PROVIDED DATA ::
============

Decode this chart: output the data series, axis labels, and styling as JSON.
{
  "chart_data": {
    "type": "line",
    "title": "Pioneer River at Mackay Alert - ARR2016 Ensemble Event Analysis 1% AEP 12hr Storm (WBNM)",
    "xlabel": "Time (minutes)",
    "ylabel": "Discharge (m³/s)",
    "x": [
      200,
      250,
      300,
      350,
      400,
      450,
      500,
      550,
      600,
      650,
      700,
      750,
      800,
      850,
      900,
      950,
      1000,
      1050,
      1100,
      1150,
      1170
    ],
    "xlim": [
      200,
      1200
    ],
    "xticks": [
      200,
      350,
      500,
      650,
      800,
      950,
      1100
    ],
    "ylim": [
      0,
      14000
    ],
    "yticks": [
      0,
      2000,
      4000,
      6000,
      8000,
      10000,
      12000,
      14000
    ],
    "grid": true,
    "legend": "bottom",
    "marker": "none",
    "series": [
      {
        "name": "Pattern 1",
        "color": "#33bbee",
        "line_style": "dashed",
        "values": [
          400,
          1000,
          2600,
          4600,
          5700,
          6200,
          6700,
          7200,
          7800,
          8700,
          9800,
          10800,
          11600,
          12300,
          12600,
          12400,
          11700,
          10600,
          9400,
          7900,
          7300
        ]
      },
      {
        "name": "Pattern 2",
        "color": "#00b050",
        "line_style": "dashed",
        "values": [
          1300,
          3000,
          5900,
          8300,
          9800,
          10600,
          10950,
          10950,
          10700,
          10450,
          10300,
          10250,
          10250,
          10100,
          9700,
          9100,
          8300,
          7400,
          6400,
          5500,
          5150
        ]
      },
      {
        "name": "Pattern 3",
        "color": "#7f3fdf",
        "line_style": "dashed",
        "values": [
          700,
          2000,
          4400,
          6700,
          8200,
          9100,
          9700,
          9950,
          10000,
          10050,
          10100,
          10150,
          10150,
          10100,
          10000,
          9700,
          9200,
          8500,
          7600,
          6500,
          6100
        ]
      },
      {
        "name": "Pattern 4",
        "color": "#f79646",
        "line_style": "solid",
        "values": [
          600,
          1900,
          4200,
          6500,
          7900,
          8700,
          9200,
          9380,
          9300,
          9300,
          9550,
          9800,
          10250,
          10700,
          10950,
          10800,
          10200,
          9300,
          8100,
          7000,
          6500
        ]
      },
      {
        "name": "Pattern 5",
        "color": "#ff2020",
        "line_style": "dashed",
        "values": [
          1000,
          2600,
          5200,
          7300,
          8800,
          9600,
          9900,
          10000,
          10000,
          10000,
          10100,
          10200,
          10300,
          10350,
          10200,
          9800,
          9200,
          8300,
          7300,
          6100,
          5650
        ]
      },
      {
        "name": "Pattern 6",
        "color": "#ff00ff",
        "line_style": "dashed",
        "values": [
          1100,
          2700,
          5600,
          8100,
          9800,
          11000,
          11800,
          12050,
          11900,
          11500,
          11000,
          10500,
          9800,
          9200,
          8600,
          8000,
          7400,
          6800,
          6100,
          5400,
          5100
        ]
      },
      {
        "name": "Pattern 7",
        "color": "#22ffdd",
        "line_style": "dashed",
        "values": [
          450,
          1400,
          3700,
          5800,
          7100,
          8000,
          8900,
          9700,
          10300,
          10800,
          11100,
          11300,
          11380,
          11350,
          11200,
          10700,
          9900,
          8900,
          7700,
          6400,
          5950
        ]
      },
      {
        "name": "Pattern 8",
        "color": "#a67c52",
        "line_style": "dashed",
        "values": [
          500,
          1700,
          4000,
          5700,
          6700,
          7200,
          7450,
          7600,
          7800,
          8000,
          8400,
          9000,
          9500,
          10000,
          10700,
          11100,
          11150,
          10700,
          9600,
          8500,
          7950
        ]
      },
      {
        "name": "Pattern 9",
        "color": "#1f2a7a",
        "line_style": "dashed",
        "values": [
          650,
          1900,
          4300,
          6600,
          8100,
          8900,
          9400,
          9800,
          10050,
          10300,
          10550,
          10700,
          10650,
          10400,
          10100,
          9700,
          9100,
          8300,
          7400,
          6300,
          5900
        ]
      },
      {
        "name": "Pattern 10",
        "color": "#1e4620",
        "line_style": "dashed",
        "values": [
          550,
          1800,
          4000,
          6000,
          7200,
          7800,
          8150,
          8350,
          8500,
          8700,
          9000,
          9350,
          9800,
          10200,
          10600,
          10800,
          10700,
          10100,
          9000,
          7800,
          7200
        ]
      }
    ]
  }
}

============

Search the data for "Pattern" and list every line in which it occurs.

        "name": "Pattern 1",
        "name": "Pattern 2",
        "name": "Pattern 3",
        "name": "Pattern 4",
        "name": "Pattern 5",
        "name": "Pattern 6",
        "name": "Pattern 7",
        "name": "Pattern 8",
        "name": "Pattern 9",
        "name": "Pattern 10",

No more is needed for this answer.